**What is asked**.
Write the data below out exactly as it stands. Do not include the pictures.

[Dataset listings of figures]
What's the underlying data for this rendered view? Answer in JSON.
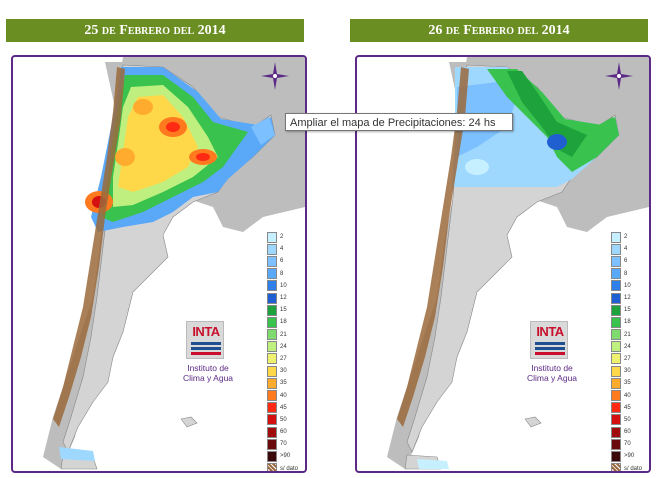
{
  "panels": [
    {
      "title": "25 de Febrero del 2014",
      "logo_text": "INTA",
      "institute_line1": "Instituto de",
      "institute_line2": "Clima y Agua"
    },
    {
      "title": "26 de Febrero del 2014",
      "logo_text": "INTA",
      "institute_line1": "Instituto de",
      "institute_line2": "Clima y Agua"
    }
  ],
  "legend": [
    {
      "label": "2",
      "color": "#c6f0ff"
    },
    {
      "label": "4",
      "color": "#9fd8ff"
    },
    {
      "label": "6",
      "color": "#7cc0ff"
    },
    {
      "label": "8",
      "color": "#5aa8f8"
    },
    {
      "label": "10",
      "color": "#2f7fe8"
    },
    {
      "label": "12",
      "color": "#1f5fd0"
    },
    {
      "label": "15",
      "color": "#1ea33c"
    },
    {
      "label": "18",
      "color": "#39c24d"
    },
    {
      "label": "21",
      "color": "#7fdb6e"
    },
    {
      "label": "24",
      "color": "#bff07f"
    },
    {
      "label": "27",
      "color": "#eef06e"
    },
    {
      "label": "30",
      "color": "#ffd84a"
    },
    {
      "label": "35",
      "color": "#ffac2e"
    },
    {
      "label": "40",
      "color": "#ff7a1e"
    },
    {
      "label": "45",
      "color": "#ff2a14"
    },
    {
      "label": "50",
      "color": "#d41010"
    },
    {
      "label": "60",
      "color": "#a00c0c"
    },
    {
      "label": "70",
      "color": "#6b0a0a"
    },
    {
      "label": ">90",
      "color": "#3a0a0a"
    },
    {
      "label": "s/ dato",
      "color": "#9b6a3c"
    }
  ],
  "tooltip": "Ampliar el mapa de Precipitaciones: 24 hs",
  "colors": {
    "header_bg": "#6b8e23",
    "frame_border": "#5b2a86",
    "land": "#cfcfcf",
    "ocean": "#ffffff"
  }
}
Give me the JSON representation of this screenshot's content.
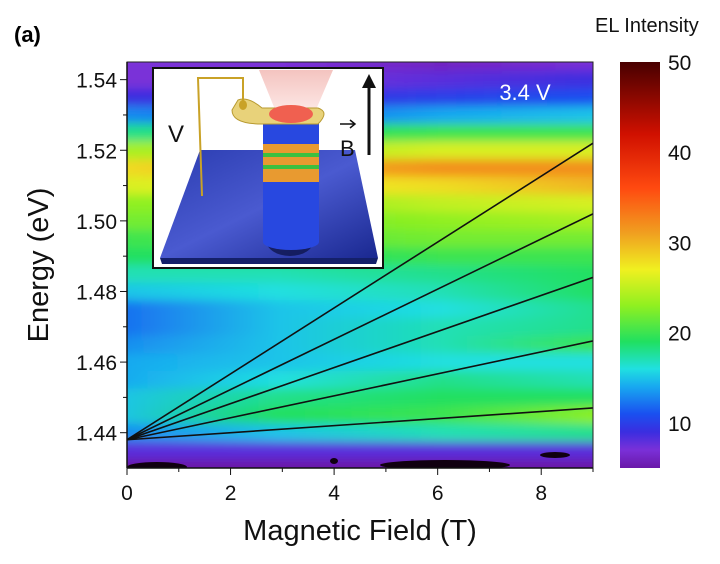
{
  "panel_label": "(a)",
  "chart_data": {
    "type": "heatmap",
    "xlabel": "Magnetic Field (T)",
    "ylabel": "Energy (eV)",
    "xlim": [
      0,
      9
    ],
    "ylim": [
      1.43,
      1.545
    ],
    "xticks": [
      "0",
      "2",
      "4",
      "6",
      "8"
    ],
    "yticks": [
      "1.44",
      "1.46",
      "1.48",
      "1.50",
      "1.52",
      "1.54"
    ],
    "annotation": "3.4 V",
    "colorbar": {
      "label": "EL Intensity",
      "range": [
        5,
        50
      ],
      "ticks": [
        "10",
        "20",
        "30",
        "40",
        "50"
      ]
    },
    "fields": [
      0,
      3,
      6,
      9
    ],
    "energies": [
      1.545,
      1.54,
      1.535,
      1.53,
      1.525,
      1.52,
      1.515,
      1.51,
      1.505,
      1.5,
      1.495,
      1.49,
      1.485,
      1.48,
      1.475,
      1.47,
      1.465,
      1.46,
      1.455,
      1.45,
      1.445,
      1.44,
      1.435,
      1.43
    ],
    "intensity": [
      [
        7,
        7,
        6,
        7
      ],
      [
        7,
        7,
        8,
        9
      ],
      [
        9,
        9,
        10,
        11
      ],
      [
        13,
        12,
        14,
        15
      ],
      [
        18,
        19,
        20,
        20
      ],
      [
        24,
        24,
        26,
        26
      ],
      [
        28,
        30,
        32,
        32
      ],
      [
        26,
        27,
        28,
        30
      ],
      [
        23,
        23,
        25,
        26
      ],
      [
        22,
        22,
        23,
        24
      ],
      [
        20,
        21,
        22,
        22
      ],
      [
        19,
        19,
        20,
        20
      ],
      [
        17,
        17,
        18,
        19
      ],
      [
        15,
        16,
        17,
        19
      ],
      [
        12,
        15,
        16,
        18
      ],
      [
        12,
        15,
        17,
        18
      ],
      [
        13,
        15,
        17,
        20
      ],
      [
        14,
        15,
        16,
        16
      ],
      [
        14,
        16,
        18,
        17
      ],
      [
        15,
        18,
        19,
        19
      ],
      [
        15,
        19,
        20,
        23
      ],
      [
        13,
        15,
        17,
        18
      ],
      [
        8,
        8,
        8,
        8
      ],
      [
        5,
        5,
        5,
        5
      ]
    ],
    "fit_lines": [
      {
        "start": [
          0,
          1.438
        ],
        "end": [
          9,
          1.522
        ]
      },
      {
        "start": [
          0,
          1.438
        ],
        "end": [
          9,
          1.502
        ]
      },
      {
        "start": [
          0,
          1.438
        ],
        "end": [
          9,
          1.484
        ]
      },
      {
        "start": [
          0,
          1.438
        ],
        "end": [
          9,
          1.466
        ]
      },
      {
        "start": [
          0,
          1.438
        ],
        "end": [
          9,
          1.447
        ]
      }
    ]
  },
  "inset": {
    "voltage_label": "V",
    "field_label": "B"
  },
  "colors": {
    "line": "#111111",
    "substrate": "#1d2fa0",
    "pillar": "#2040d8",
    "stripe_orange": "#e89a30",
    "stripe_green": "#3cc040",
    "wire": "#c9a227",
    "emission": "#f06050"
  }
}
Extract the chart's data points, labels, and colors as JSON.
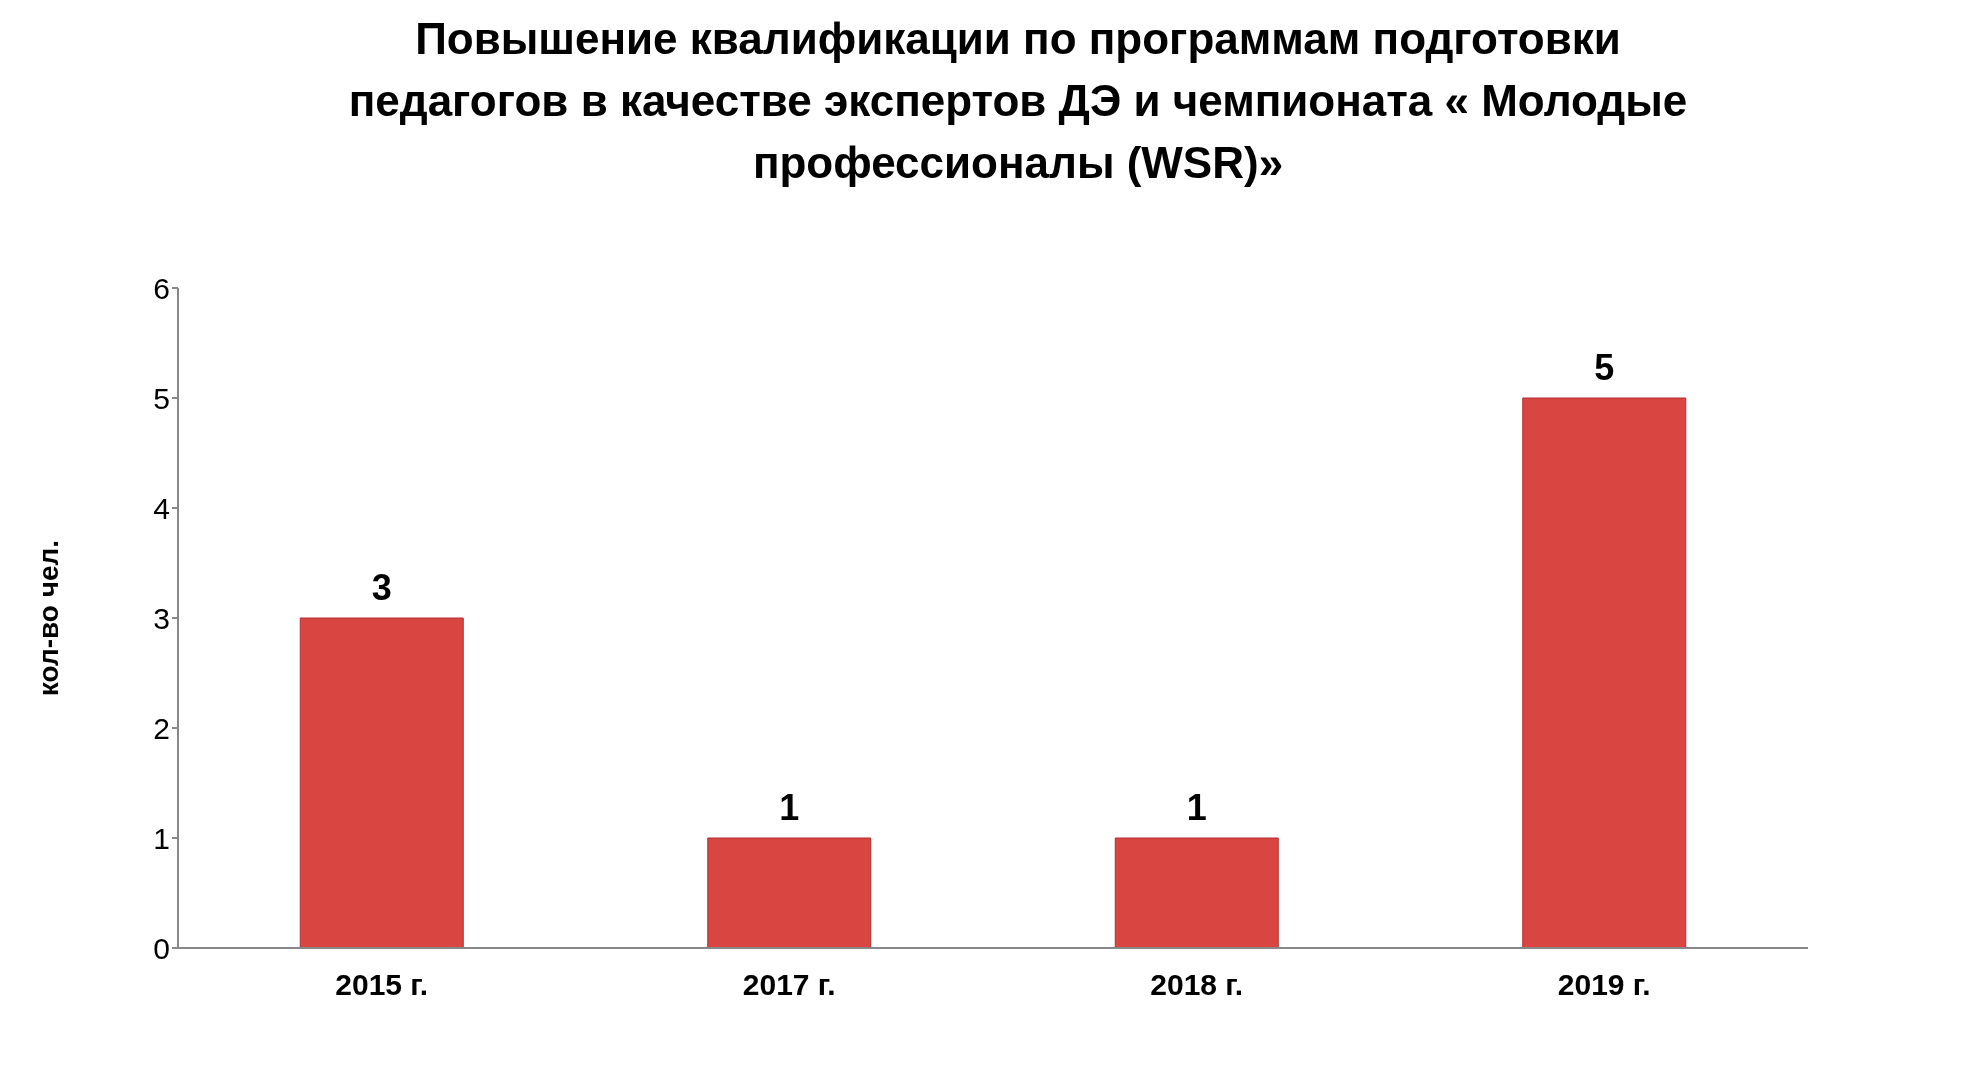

**Exercise result**.
What's the underlying data for this rendered view? Answer in JSON.
{
  "panels": [
    {
      "title": "25 de Febrero del 2014",
      "logo_text": "INTA",
      "institute_line1": "Instituto de",
      "institute_line2": "Clima y Agua"
    },
    {
      "title": "26 de Febrero del 2014",
      "logo_text": "INTA",
      "institute_line1": "Instituto de",
      "institute_line2": "Clima y Agua"
    }
  ],
  "legend": [
    {
      "label": "2",
      "color": "#c6f0ff"
    },
    {
      "label": "4",
      "color": "#9fd8ff"
    },
    {
      "label": "6",
      "color": "#7cc0ff"
    },
    {
      "label": "8",
      "color": "#5aa8f8"
    },
    {
      "label": "10",
      "color": "#2f7fe8"
    },
    {
      "label": "12",
      "color": "#1f5fd0"
    },
    {
      "label": "15",
      "color": "#1ea33c"
    },
    {
      "label": "18",
      "color": "#39c24d"
    },
    {
      "label": "21",
      "color": "#7fdb6e"
    },
    {
      "label": "24",
      "color": "#bff07f"
    },
    {
      "label": "27",
      "color": "#eef06e"
    },
    {
      "label": "30",
      "color": "#ffd84a"
    },
    {
      "label": "35",
      "color": "#ffac2e"
    },
    {
      "label": "40",
      "color": "#ff7a1e"
    },
    {
      "label": "45",
      "color": "#ff2a14"
    },
    {
      "label": "50",
      "color": "#d41010"
    },
    {
      "label": "60",
      "color": "#a00c0c"
    },
    {
      "label": "70",
      "color": "#6b0a0a"
    },
    {
      "label": ">90",
      "color": "#3a0a0a"
    },
    {
      "label": "s/ dato",
      "color": "#9b6a3c"
    }
  ],
  "tooltip": "Ampliar el mapa de Precipitaciones: 24 hs",
  "colors": {
    "header_bg": "#6b8e23",
    "frame_border": "#5b2a86",
    "land": "#cfcfcf",
    "ocean": "#ffffff"
  }
}
Give me the JSON representation of this screenshot's content.
{
  "panel_label": "(a)",
  "chart_data": {
    "type": "heatmap",
    "xlabel": "Magnetic Field (T)",
    "ylabel": "Energy (eV)",
    "xlim": [
      0,
      9
    ],
    "ylim": [
      1.43,
      1.545
    ],
    "xticks": [
      "0",
      "2",
      "4",
      "6",
      "8"
    ],
    "yticks": [
      "1.44",
      "1.46",
      "1.48",
      "1.50",
      "1.52",
      "1.54"
    ],
    "annotation": "3.4 V",
    "colorbar": {
      "label": "EL Intensity",
      "range": [
        5,
        50
      ],
      "ticks": [
        "10",
        "20",
        "30",
        "40",
        "50"
      ]
    },
    "fields": [
      0,
      3,
      6,
      9
    ],
    "energies": [
      1.545,
      1.54,
      1.535,
      1.53,
      1.525,
      1.52,
      1.515,
      1.51,
      1.505,
      1.5,
      1.495,
      1.49,
      1.485,
      1.48,
      1.475,
      1.47,
      1.465,
      1.46,
      1.455,
      1.45,
      1.445,
      1.44,
      1.435,
      1.43
    ],
    "intensity": [
      [
        7,
        7,
        6,
        7
      ],
      [
        7,
        7,
        8,
        9
      ],
      [
        9,
        9,
        10,
        11
      ],
      [
        13,
        12,
        14,
        15
      ],
      [
        18,
        19,
        20,
        20
      ],
      [
        24,
        24,
        26,
        26
      ],
      [
        28,
        30,
        32,
        32
      ],
      [
        26,
        27,
        28,
        30
      ],
      [
        23,
        23,
        25,
        26
      ],
      [
        22,
        22,
        23,
        24
      ],
      [
        20,
        21,
        22,
        22
      ],
      [
        19,
        19,
        20,
        20
      ],
      [
        17,
        17,
        18,
        19
      ],
      [
        15,
        16,
        17,
        19
      ],
      [
        12,
        15,
        16,
        18
      ],
      [
        12,
        15,
        17,
        18
      ],
      [
        13,
        15,
        17,
        20
      ],
      [
        14,
        15,
        16,
        16
      ],
      [
        14,
        16,
        18,
        17
      ],
      [
        15,
        18,
        19,
        19
      ],
      [
        15,
        19,
        20,
        23
      ],
      [
        13,
        15,
        17,
        18
      ],
      [
        8,
        8,
        8,
        8
      ],
      [
        5,
        5,
        5,
        5
      ]
    ],
    "fit_lines": [
      {
        "start": [
          0,
          1.438
        ],
        "end": [
          9,
          1.522
        ]
      },
      {
        "start": [
          0,
          1.438
        ],
        "end": [
          9,
          1.502
        ]
      },
      {
        "start": [
          0,
          1.438
        ],
        "end": [
          9,
          1.484
        ]
      },
      {
        "start": [
          0,
          1.438
        ],
        "end": [
          9,
          1.466
        ]
      },
      {
        "start": [
          0,
          1.438
        ],
        "end": [
          9,
          1.447
        ]
      }
    ]
  },
  "inset": {
    "voltage_label": "V",
    "field_label": "B"
  },
  "colors": {
    "line": "#111111",
    "substrate": "#1d2fa0",
    "pillar": "#2040d8",
    "stripe_orange": "#e89a30",
    "stripe_green": "#3cc040",
    "wire": "#c9a227",
    "emission": "#f06050"
  }
}
Extract the chart's data points, labels, and colors as JSON.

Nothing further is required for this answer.